- _Task instructions_: Each line containing the word "methods" should be found and copied.

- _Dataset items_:
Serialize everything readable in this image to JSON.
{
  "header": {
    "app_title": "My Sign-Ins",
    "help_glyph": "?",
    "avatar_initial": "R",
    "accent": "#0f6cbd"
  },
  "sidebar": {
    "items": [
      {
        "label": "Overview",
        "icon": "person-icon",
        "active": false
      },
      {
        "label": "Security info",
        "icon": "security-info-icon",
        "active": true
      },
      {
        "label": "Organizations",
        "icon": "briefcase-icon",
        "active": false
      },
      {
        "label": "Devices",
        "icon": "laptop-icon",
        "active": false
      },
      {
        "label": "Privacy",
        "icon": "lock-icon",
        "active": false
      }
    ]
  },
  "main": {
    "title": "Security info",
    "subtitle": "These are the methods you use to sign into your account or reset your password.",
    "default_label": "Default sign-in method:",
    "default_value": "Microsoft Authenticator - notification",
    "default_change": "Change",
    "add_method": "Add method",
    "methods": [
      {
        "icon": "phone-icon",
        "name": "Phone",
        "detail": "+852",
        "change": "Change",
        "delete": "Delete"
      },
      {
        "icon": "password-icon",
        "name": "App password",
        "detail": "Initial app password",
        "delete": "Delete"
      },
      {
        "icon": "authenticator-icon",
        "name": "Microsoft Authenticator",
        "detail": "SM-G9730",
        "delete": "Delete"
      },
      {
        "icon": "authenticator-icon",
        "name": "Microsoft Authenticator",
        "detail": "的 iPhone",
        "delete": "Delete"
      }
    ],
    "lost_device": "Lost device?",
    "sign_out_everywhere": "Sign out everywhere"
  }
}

- _Expected output_:
    "subtitle": "These are the methods you use to sign into your account or reset your password.",
    "methods": [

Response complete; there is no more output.